Responde a partir del texto sobre el Sahel:
(a) ¿Entre qué dos zonas cruza África la franja del Sahel?
(b) ¿Qué país se da como ejemplo de guerra civil cruentísima?
(c) ¿Quiénes son fundamentales para ayudar a las familias y a las personas de ese lugar?

FRAGMENTO PARA LEER =
○ ○ ○ ○ ○

Entre el desierto y la sabana africana, entre lo inhóspito y el hábitat de algunas de las criaturas más maravillosas de la Tierra, entre la mortalidad del desierto y la vitalidad del ecuador, ahí se sitúa una de las regiones más complejas, duras, violentas y críticas del mundo. El Sahel es una franja que cruza África de Oeste a Este entre el desierto del Sáhara y la sabana subsahariana.
Cruza países como Sudán, Chad, Níger y Mali, escenarios de golpes de estado, rebeliones, alzamientos militares e incluso guerras civiles cruentísimas como la de Sudán. Todo ello conforma un cóctel mortal que ha provocado varias de las crisis humanitarias más graves de los últimos años, hambrunas, matanzas, terrorismo, limpiezas étnicas, miles de desplazados forzosamente…
El Sahel se ha convertido para muchos en un infierno en la tierra.
Ante una situación tan extrema, los gobiernos, cuando existen como tal, no son capaces de hacer frente a la magnitud de la crisis humanitaria. O bien la inestabilidad es demasiado alta, o bien una junta militar ocupa el poder tras un golpe de estado o directamente el gobierno está inutilizado por una guerra civil como en Sudán.
Como no se puede hacer frente al desastre humanitario, las ONG y, entre las instituciones solidarias, especialmente la Iglesia, son fundamentales para ayudar a las familias y a las personas de ese lugar.

○ ○ ○ ○ ○

DATOS DISPONIBLES =
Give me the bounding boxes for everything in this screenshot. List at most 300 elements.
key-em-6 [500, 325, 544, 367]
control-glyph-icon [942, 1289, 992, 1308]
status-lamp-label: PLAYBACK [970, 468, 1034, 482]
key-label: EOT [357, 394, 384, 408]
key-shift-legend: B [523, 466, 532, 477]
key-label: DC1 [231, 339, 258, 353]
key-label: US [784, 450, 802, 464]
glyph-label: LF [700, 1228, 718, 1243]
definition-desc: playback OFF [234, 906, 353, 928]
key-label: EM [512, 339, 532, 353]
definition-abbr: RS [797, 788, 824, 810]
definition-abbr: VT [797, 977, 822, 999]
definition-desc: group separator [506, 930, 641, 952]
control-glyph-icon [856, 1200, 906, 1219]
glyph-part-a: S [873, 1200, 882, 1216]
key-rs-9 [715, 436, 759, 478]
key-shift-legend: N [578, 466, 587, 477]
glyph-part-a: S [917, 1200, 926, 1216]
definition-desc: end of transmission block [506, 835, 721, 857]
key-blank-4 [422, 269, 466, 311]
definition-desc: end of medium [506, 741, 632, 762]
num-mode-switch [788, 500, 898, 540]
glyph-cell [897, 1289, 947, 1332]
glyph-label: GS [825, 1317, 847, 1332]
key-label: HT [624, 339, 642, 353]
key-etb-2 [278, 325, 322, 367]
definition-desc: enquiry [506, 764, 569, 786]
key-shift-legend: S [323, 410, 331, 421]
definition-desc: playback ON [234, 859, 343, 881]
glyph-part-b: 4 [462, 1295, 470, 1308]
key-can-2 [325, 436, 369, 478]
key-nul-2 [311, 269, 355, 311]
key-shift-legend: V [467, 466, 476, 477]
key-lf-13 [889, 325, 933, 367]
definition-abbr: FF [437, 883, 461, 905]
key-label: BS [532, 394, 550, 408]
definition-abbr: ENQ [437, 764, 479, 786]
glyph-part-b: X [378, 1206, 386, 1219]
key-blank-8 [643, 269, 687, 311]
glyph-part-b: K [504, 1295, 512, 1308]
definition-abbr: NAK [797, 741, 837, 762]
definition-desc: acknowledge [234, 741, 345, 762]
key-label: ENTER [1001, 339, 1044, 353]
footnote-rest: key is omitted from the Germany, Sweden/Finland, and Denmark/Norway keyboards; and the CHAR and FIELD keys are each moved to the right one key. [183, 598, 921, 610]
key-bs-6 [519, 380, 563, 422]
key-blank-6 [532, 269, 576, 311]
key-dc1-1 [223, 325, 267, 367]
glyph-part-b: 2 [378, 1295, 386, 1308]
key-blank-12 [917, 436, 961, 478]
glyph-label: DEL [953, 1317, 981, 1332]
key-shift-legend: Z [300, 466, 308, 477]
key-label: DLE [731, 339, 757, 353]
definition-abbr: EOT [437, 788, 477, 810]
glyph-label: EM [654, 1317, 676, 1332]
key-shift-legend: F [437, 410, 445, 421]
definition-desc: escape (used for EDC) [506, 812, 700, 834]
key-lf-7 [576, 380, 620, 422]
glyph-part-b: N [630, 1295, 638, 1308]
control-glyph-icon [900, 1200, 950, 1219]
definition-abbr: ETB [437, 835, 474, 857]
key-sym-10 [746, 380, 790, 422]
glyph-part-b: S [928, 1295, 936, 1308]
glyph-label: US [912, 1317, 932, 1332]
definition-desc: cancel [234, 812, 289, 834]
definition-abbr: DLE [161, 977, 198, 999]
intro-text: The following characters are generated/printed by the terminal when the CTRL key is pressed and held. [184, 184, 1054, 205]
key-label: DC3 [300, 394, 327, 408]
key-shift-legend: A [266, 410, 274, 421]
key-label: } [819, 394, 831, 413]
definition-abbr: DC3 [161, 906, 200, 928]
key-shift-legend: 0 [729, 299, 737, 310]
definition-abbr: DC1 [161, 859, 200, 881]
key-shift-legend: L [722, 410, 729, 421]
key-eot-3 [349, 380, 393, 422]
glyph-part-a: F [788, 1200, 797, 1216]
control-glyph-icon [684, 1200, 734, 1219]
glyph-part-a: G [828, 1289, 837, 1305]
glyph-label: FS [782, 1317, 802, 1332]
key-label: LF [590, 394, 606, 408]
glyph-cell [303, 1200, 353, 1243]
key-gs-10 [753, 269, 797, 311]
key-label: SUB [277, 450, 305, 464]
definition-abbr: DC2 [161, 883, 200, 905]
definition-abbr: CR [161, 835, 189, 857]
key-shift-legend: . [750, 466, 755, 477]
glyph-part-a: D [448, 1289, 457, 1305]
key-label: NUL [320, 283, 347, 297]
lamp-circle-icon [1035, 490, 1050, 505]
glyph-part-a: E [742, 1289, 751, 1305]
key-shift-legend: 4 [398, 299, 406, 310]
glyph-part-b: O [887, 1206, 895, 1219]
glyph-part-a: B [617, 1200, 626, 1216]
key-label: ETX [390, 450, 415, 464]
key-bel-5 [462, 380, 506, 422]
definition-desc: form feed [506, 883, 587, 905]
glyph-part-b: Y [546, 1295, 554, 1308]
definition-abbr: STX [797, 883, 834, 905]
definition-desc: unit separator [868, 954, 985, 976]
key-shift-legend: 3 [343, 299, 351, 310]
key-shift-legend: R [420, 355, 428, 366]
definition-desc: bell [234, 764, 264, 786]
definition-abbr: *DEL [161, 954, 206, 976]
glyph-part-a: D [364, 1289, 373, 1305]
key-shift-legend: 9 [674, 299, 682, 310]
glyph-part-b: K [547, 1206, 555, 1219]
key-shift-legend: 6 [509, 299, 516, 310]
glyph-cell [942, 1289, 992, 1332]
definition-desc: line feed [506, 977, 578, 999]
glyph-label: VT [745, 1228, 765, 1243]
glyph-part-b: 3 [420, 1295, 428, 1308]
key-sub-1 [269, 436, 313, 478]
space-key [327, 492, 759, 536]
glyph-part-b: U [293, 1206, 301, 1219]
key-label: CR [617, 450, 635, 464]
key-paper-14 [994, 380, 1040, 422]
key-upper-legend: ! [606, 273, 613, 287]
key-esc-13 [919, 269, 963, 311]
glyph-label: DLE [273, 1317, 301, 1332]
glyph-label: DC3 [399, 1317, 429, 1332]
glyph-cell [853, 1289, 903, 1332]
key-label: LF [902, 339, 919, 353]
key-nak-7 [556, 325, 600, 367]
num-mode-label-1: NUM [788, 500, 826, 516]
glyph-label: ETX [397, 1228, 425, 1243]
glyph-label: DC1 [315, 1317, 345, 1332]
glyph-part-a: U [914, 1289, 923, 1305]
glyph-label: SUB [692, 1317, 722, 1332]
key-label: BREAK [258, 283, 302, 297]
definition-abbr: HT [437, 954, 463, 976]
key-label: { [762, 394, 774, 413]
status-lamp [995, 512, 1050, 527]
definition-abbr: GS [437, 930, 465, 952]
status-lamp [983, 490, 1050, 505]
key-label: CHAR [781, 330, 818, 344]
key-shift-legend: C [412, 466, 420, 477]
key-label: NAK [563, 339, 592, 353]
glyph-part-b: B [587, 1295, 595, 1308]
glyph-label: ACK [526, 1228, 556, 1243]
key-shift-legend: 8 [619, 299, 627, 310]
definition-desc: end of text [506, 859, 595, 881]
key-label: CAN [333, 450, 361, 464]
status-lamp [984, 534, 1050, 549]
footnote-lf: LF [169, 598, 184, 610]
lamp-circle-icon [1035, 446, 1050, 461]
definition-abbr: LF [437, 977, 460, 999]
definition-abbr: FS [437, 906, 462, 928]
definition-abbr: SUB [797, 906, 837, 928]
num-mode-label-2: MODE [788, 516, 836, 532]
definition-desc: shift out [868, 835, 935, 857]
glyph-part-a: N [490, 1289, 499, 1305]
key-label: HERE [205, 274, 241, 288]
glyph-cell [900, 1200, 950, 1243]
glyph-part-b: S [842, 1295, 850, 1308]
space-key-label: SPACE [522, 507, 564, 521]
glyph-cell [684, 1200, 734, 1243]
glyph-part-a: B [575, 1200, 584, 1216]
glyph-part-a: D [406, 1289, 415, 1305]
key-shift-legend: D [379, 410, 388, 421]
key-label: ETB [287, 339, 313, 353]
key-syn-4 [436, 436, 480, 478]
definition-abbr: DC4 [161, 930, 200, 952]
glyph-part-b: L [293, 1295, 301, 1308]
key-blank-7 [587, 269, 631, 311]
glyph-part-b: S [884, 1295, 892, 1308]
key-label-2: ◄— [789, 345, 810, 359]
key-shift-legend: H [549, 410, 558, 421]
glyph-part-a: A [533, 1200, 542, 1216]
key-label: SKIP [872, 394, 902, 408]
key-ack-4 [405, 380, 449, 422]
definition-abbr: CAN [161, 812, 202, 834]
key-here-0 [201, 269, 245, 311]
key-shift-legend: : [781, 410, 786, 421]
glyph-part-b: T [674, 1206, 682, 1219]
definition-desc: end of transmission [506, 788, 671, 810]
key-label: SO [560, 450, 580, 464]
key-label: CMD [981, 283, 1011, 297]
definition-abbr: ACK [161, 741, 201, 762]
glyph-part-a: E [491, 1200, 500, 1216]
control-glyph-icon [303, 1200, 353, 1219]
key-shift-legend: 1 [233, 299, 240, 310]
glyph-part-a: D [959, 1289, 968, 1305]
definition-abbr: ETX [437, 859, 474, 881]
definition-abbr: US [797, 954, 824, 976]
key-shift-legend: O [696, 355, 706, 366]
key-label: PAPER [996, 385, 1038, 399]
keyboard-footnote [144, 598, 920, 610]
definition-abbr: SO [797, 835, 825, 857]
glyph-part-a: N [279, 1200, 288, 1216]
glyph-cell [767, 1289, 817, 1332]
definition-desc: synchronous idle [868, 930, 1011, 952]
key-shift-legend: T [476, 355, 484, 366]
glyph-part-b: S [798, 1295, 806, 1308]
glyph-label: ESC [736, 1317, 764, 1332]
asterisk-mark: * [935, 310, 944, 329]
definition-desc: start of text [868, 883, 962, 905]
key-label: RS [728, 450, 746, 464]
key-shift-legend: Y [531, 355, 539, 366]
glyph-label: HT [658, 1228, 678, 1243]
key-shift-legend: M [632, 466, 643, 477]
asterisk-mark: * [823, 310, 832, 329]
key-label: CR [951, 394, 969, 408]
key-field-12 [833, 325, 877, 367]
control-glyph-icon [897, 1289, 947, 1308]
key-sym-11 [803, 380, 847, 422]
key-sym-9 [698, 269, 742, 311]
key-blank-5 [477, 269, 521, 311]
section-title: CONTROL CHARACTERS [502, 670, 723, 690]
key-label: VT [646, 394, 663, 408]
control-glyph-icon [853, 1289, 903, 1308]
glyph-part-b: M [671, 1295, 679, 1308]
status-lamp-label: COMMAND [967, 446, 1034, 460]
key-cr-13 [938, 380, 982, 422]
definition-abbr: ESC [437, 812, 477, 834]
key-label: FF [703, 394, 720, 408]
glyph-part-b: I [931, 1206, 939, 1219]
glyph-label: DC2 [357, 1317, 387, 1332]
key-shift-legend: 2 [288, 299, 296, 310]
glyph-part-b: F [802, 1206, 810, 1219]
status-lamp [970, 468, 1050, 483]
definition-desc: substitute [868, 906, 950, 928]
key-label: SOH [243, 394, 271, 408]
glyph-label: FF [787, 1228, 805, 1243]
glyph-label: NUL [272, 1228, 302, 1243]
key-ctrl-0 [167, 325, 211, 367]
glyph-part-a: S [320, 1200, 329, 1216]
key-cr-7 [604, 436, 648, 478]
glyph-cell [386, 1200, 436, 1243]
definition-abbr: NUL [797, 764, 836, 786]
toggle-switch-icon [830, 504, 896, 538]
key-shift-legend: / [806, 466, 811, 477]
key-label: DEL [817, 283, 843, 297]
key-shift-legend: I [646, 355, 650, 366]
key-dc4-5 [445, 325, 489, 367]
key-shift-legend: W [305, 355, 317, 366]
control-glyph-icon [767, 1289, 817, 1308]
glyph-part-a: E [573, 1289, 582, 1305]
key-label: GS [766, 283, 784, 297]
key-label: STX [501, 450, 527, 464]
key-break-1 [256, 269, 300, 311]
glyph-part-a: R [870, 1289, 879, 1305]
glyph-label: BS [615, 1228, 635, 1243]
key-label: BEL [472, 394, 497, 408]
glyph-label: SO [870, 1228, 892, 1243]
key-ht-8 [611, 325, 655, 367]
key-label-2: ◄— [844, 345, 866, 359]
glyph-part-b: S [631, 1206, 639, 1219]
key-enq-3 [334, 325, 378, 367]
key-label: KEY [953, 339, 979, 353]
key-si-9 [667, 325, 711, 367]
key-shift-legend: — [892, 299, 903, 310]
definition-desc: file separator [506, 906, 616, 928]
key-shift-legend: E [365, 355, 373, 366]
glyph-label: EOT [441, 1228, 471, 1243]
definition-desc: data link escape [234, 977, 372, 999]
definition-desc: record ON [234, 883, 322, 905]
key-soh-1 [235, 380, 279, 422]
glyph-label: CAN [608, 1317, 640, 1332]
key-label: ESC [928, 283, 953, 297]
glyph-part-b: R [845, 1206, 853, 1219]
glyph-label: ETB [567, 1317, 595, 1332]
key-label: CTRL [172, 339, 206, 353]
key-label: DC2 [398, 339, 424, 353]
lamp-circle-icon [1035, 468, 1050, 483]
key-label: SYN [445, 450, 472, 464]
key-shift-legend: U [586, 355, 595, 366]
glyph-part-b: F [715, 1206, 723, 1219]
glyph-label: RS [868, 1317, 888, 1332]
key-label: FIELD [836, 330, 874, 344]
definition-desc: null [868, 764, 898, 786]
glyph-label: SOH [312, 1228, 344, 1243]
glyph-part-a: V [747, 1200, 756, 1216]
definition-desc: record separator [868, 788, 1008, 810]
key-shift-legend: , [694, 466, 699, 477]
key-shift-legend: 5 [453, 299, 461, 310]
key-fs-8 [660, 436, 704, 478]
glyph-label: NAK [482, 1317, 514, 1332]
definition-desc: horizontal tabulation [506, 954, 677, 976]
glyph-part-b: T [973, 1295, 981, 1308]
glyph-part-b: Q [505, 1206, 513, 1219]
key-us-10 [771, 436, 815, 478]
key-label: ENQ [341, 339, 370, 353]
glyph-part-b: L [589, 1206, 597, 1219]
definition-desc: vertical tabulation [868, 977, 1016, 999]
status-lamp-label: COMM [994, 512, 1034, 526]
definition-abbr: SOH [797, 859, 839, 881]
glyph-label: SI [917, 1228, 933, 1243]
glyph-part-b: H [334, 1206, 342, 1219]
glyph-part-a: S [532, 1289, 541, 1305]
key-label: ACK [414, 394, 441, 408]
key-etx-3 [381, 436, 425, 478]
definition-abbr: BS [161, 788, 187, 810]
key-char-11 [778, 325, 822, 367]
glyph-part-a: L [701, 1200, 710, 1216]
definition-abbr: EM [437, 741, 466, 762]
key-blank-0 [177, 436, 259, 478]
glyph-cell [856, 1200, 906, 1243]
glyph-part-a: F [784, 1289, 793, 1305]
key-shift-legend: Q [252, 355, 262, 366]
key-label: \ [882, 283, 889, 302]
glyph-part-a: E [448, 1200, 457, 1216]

○ ○ ○ ○ ○

RESULTADO =
(a) Entre el desierto del Sáhara y la sabana subsahariana.
(b) Sudán.
(c) Las ONG y, entre las instituciones solidarias, especialmente la Iglesia.